_Stated goal:_ Look through the data below. Pick out the lines holding the string "this".

----- Records for the exercise

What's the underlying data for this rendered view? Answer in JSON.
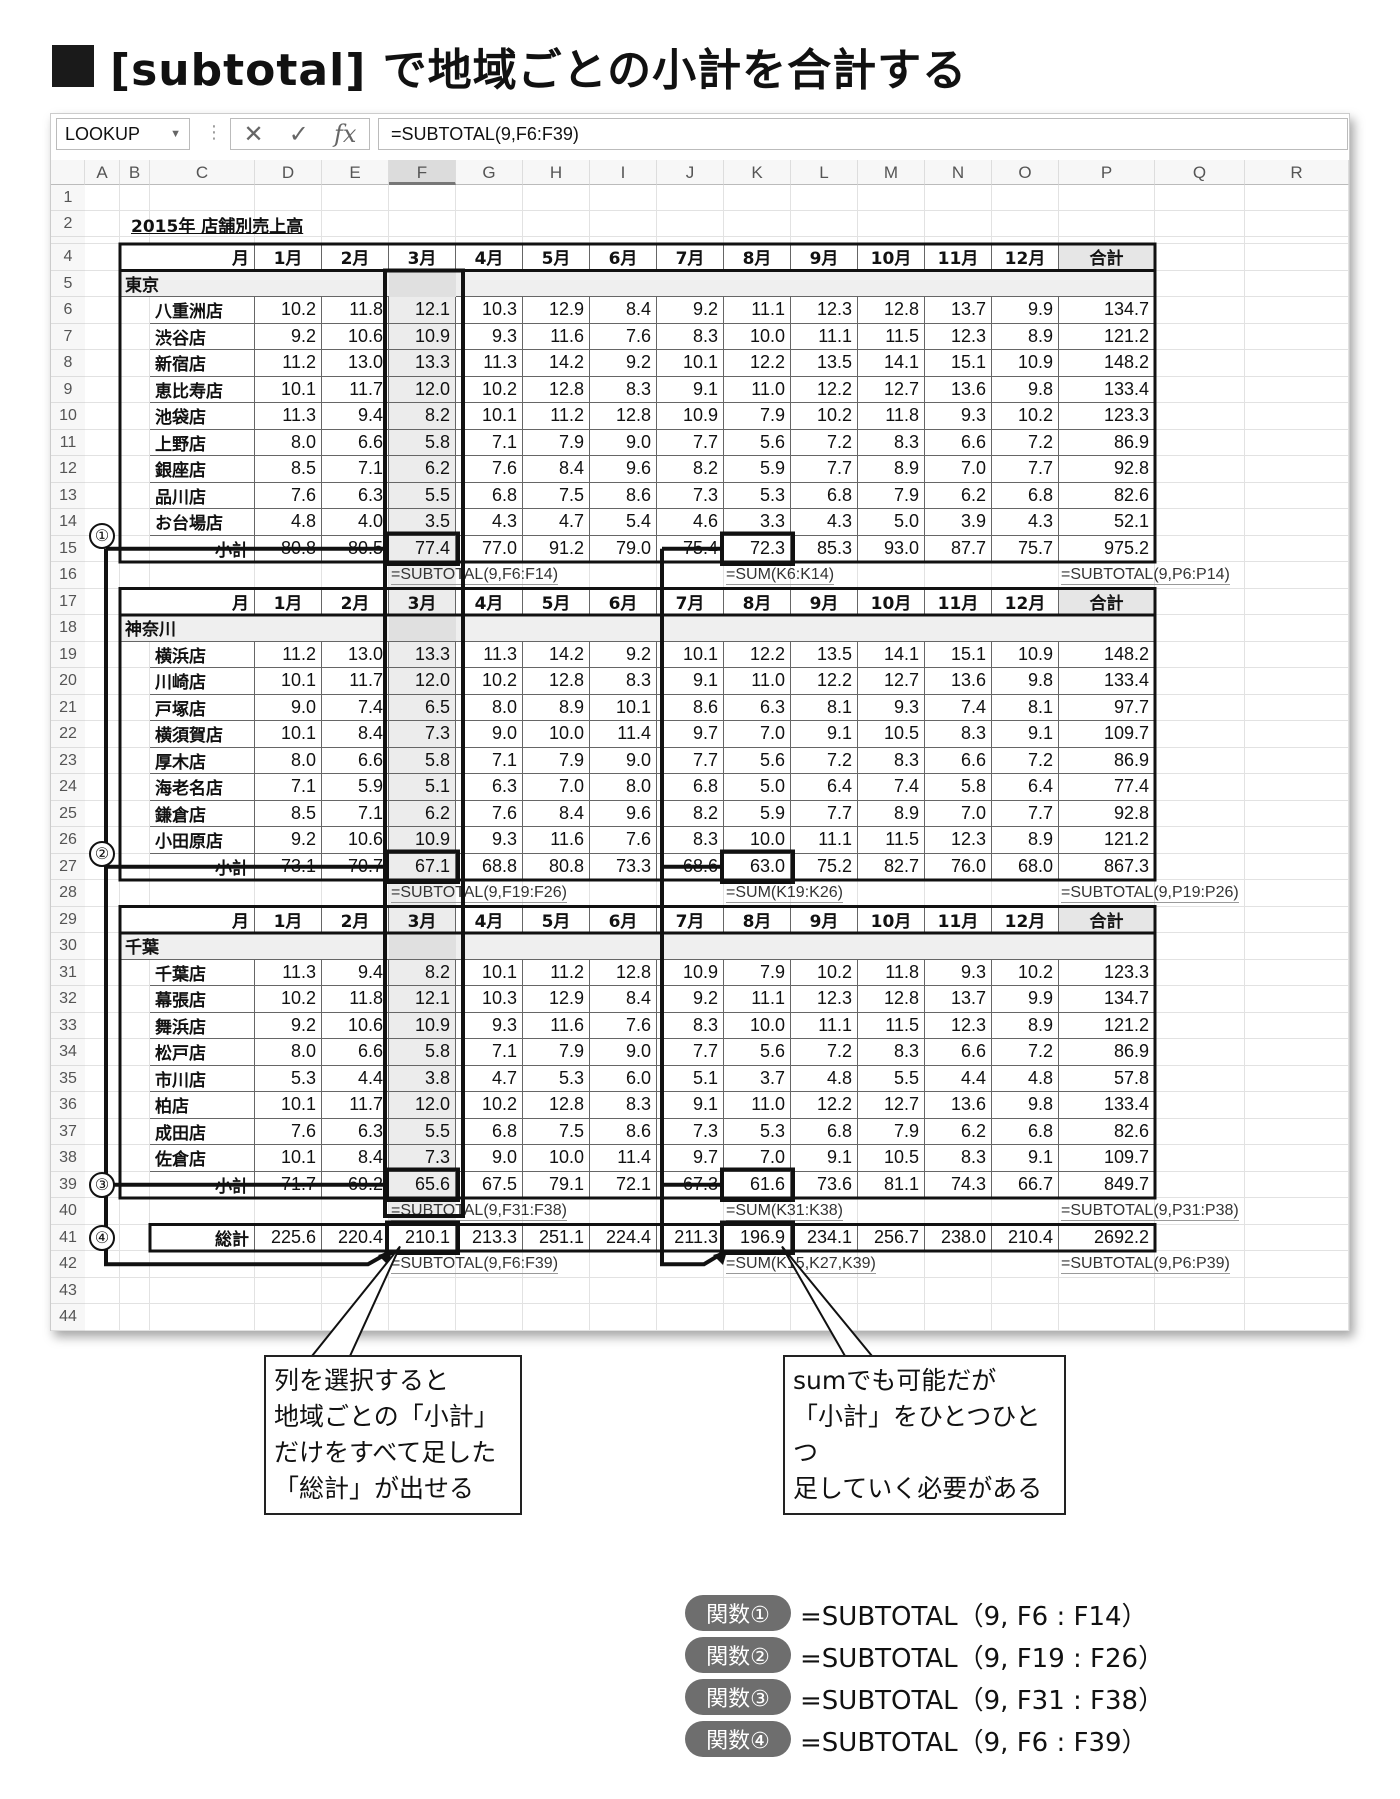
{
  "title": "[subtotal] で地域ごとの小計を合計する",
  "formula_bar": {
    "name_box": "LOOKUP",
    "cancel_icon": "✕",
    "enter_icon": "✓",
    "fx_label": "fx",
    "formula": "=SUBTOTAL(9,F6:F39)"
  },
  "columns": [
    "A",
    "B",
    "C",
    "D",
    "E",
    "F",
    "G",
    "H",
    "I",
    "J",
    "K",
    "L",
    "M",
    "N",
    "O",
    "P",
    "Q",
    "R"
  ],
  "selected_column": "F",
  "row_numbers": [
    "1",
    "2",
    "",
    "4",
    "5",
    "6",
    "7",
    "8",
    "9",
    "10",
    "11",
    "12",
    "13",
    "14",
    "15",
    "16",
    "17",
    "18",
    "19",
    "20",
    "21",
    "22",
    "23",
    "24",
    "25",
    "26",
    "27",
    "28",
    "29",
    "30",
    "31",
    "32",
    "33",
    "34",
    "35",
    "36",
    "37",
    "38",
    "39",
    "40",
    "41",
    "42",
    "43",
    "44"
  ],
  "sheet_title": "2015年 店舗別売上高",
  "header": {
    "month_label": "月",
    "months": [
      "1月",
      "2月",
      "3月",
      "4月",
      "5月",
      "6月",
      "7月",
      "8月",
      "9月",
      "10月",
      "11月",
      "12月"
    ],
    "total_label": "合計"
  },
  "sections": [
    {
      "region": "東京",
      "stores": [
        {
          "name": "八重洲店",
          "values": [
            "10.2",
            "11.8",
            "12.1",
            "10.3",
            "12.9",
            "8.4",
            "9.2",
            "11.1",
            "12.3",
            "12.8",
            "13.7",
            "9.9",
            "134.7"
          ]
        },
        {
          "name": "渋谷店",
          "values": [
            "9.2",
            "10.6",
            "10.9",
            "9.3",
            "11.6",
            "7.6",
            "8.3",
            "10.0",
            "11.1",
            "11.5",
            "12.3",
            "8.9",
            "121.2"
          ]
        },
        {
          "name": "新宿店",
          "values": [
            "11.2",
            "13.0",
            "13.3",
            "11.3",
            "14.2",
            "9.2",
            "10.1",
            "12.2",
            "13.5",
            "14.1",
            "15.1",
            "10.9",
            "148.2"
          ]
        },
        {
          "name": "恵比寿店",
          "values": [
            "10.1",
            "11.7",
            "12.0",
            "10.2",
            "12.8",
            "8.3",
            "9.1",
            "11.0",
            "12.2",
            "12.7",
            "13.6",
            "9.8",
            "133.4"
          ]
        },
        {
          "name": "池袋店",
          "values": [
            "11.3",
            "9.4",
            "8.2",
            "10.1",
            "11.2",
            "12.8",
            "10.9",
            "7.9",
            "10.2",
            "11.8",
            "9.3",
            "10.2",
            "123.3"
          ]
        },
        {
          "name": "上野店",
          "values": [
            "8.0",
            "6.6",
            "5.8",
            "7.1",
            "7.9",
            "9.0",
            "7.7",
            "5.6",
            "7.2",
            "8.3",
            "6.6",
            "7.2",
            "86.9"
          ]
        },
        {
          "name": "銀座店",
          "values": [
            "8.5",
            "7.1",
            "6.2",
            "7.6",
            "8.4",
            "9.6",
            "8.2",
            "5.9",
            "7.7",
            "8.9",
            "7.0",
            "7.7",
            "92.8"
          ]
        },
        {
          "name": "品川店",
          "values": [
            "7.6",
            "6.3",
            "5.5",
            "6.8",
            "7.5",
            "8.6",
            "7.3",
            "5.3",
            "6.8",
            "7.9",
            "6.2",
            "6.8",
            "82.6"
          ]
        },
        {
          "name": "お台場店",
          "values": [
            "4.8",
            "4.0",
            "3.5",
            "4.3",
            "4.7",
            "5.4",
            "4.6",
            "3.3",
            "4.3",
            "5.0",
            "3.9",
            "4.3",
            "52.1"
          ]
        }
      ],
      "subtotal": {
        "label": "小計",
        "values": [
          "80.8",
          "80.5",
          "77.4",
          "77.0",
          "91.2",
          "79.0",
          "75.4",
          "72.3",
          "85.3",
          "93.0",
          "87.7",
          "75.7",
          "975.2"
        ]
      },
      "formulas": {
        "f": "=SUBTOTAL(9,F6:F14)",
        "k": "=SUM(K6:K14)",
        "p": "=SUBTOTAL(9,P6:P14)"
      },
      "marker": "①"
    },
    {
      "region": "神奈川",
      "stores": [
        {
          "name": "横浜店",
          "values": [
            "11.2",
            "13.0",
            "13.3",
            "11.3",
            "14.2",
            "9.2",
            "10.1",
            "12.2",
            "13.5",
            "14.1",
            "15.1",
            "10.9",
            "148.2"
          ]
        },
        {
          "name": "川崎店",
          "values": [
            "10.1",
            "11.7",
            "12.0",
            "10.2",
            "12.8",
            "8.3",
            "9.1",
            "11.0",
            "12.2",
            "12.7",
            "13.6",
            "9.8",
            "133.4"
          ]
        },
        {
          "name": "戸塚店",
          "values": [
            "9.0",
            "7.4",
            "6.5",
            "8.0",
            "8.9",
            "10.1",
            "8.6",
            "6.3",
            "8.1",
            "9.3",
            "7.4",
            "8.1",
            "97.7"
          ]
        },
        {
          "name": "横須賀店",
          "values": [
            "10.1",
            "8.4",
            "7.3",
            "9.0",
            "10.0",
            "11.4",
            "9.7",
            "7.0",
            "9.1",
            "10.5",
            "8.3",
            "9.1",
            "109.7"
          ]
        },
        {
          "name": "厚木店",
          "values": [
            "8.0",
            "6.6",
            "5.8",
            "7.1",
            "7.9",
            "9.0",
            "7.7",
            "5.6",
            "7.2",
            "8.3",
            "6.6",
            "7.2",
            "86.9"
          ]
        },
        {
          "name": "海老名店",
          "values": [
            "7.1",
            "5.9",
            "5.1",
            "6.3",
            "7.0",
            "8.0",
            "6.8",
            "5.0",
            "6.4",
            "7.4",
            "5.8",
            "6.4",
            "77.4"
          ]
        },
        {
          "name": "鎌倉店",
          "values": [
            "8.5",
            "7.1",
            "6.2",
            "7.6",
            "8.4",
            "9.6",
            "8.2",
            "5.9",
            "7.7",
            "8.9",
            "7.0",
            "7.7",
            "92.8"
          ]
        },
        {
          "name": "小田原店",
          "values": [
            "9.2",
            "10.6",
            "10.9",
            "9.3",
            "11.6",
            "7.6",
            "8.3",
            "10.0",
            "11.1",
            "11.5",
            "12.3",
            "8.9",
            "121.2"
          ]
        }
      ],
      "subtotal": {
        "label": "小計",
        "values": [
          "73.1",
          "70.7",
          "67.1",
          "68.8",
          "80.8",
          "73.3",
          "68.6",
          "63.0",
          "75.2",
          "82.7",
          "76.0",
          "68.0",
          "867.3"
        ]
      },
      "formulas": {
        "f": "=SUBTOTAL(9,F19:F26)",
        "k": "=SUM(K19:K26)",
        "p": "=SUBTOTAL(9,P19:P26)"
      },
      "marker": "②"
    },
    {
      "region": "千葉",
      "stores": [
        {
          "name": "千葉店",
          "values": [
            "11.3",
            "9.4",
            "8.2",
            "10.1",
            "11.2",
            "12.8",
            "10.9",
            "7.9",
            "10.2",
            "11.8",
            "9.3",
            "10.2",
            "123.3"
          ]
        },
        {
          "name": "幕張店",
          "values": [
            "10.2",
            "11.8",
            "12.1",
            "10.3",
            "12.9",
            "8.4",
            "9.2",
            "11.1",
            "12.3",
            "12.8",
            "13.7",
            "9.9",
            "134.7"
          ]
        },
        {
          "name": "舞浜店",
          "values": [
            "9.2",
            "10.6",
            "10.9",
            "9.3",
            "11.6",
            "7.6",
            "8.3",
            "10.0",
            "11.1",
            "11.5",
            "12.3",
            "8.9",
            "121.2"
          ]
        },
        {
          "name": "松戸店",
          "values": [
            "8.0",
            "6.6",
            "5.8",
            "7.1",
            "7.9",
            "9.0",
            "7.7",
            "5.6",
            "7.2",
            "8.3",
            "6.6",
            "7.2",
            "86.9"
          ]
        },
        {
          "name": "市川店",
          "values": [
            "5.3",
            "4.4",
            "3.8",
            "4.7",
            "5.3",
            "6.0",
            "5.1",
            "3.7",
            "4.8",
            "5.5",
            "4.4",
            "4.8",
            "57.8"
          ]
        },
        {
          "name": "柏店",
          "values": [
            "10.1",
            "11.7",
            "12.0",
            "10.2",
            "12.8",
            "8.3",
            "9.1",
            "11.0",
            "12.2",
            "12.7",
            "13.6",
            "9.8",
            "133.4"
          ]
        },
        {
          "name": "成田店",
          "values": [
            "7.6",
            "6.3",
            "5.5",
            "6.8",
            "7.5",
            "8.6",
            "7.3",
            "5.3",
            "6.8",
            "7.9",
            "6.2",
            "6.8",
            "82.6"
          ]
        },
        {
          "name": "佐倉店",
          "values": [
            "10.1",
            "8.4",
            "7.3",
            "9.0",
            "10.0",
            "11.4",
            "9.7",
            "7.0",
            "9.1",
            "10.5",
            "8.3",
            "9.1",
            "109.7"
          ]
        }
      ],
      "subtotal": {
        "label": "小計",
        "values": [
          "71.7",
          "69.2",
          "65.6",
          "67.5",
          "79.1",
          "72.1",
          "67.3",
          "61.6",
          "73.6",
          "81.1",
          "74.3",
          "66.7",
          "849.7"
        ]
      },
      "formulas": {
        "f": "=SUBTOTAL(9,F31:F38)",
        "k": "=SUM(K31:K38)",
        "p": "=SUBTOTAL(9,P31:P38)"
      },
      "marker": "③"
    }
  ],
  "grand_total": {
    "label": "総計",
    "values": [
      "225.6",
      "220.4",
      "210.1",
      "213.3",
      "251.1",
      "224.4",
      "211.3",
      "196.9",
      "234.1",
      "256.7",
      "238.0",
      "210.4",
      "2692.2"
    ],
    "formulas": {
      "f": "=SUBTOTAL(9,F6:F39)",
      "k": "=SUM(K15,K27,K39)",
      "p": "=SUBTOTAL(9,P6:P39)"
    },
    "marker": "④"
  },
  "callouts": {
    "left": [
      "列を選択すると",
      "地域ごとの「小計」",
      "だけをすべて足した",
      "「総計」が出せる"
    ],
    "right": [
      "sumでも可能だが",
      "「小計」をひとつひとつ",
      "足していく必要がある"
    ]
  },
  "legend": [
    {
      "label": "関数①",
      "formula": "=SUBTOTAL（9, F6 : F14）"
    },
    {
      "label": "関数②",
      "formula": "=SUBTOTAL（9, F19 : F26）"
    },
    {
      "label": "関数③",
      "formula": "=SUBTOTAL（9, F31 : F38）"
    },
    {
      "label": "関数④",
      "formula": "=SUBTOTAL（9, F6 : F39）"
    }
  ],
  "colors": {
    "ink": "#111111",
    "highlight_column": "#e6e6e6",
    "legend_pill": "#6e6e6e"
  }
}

----------
----- Records for the exercise

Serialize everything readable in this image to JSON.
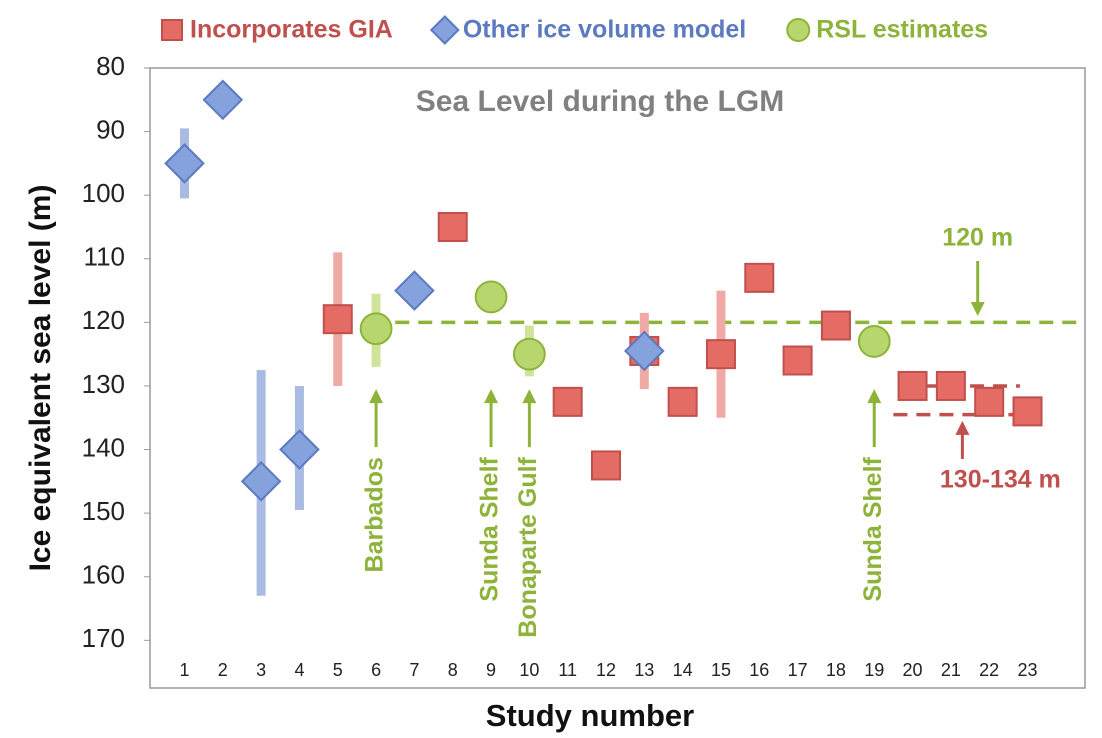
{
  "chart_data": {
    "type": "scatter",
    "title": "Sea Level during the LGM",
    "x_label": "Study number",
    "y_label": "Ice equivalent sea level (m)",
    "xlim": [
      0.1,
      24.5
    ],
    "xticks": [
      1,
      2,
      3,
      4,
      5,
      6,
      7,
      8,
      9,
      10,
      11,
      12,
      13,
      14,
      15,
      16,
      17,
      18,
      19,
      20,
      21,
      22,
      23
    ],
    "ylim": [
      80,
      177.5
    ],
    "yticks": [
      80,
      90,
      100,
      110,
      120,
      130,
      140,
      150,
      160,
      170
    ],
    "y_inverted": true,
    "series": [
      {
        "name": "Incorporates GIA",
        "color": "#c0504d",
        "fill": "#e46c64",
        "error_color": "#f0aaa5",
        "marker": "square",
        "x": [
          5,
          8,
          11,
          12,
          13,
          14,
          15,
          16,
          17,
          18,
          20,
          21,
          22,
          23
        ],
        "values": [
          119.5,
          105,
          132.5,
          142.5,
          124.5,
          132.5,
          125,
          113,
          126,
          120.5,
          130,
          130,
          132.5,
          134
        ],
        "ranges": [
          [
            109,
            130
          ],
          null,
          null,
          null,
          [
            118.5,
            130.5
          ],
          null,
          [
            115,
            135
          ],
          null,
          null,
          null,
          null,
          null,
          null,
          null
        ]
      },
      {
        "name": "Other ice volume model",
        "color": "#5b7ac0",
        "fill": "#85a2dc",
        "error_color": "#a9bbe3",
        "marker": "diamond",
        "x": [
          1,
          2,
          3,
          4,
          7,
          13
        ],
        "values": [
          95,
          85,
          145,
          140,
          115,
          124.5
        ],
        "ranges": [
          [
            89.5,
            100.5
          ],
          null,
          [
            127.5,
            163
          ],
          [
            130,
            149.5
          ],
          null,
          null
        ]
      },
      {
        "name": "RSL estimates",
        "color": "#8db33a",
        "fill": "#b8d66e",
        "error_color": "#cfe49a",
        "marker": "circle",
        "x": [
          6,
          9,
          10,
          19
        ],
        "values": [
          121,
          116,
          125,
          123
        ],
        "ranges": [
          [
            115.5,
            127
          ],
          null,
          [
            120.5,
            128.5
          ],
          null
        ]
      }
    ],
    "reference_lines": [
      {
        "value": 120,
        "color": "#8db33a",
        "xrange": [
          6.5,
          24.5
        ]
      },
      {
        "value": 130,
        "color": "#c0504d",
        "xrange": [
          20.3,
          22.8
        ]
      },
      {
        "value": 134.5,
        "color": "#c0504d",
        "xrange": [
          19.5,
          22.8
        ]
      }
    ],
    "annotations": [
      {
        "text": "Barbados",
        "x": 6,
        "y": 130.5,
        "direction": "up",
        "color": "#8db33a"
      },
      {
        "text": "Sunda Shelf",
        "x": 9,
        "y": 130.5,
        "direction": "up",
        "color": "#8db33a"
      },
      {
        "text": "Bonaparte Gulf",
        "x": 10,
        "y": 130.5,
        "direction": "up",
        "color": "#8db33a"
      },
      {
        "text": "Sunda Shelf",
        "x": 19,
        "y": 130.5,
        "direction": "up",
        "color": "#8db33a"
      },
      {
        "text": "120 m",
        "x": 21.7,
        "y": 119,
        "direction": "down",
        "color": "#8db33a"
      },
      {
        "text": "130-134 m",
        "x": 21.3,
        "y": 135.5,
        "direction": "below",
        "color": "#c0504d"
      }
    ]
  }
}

----------

_Response:_
What's the underlying data for this rendered view? Answer in JSON.
Serialize everything readable in this image to JSON.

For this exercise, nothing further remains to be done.